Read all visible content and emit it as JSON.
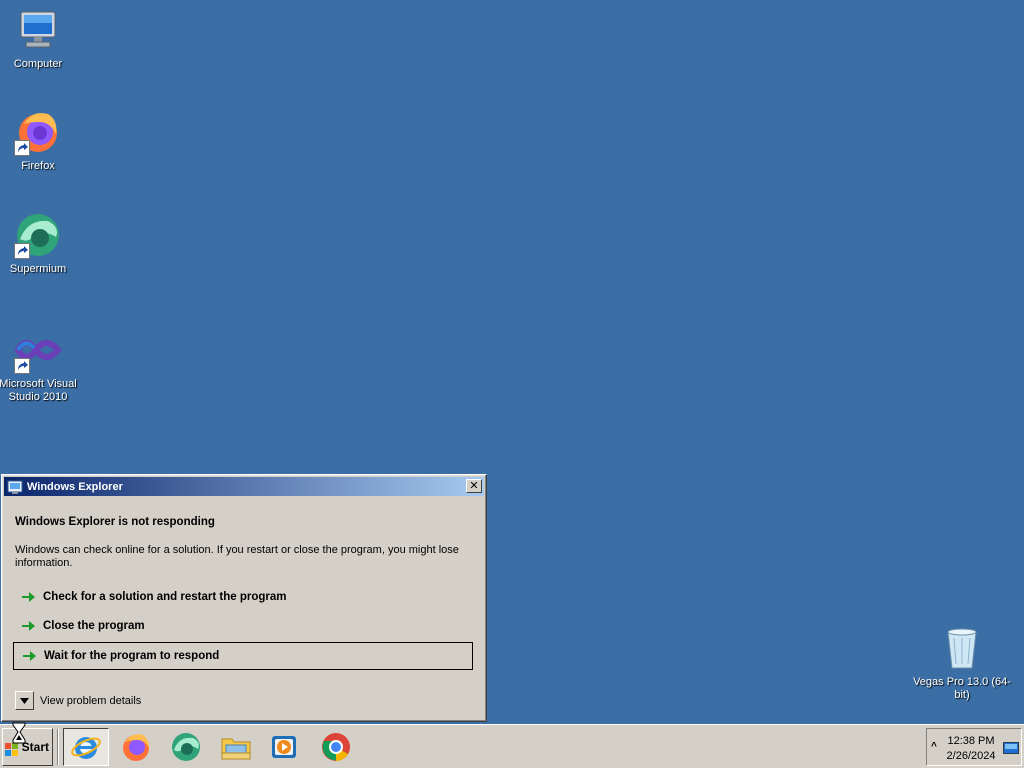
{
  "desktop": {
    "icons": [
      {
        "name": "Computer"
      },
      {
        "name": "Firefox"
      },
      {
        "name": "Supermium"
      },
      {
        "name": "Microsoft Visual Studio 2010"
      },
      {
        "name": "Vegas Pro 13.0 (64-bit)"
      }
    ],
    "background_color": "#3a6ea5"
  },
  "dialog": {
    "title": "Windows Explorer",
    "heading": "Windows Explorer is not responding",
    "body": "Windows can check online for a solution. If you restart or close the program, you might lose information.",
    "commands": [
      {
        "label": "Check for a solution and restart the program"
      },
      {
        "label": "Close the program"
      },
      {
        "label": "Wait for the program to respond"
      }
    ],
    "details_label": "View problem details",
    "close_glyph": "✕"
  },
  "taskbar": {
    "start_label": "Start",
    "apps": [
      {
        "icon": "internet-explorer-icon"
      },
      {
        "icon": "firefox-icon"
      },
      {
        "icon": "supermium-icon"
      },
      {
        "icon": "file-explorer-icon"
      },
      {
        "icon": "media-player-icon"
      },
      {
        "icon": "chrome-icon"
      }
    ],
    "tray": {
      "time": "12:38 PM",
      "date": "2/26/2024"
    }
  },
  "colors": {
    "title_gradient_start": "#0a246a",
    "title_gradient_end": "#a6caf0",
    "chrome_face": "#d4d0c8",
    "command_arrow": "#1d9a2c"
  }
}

───

Pictures stay out; repeat all the rest of the records exactly.

Read all visible content and emit it as JSON.
{
  "desktop": {
    "icons": [
      {
        "name": "Computer"
      },
      {
        "name": "Firefox"
      },
      {
        "name": "Supermium"
      },
      {
        "name": "Microsoft Visual Studio 2010"
      },
      {
        "name": "Vegas Pro 13.0 (64-bit)"
      }
    ],
    "background_color": "#3a6ea5"
  },
  "dialog": {
    "title": "Windows Explorer",
    "heading": "Windows Explorer is not responding",
    "body": "Windows can check online for a solution. If you restart or close the program, you might lose information.",
    "commands": [
      {
        "label": "Check for a solution and restart the program"
      },
      {
        "label": "Close the program"
      },
      {
        "label": "Wait for the program to respond"
      }
    ],
    "details_label": "View problem details",
    "close_glyph": "✕"
  },
  "taskbar": {
    "start_label": "Start",
    "apps": [
      {
        "icon": "internet-explorer-icon"
      },
      {
        "icon": "firefox-icon"
      },
      {
        "icon": "supermium-icon"
      },
      {
        "icon": "file-explorer-icon"
      },
      {
        "icon": "media-player-icon"
      },
      {
        "icon": "chrome-icon"
      }
    ],
    "tray": {
      "time": "12:38 PM",
      "date": "2/26/2024"
    }
  },
  "colors": {
    "title_gradient_start": "#0a246a",
    "title_gradient_end": "#a6caf0",
    "chrome_face": "#d4d0c8",
    "command_arrow": "#1d9a2c"
  }
}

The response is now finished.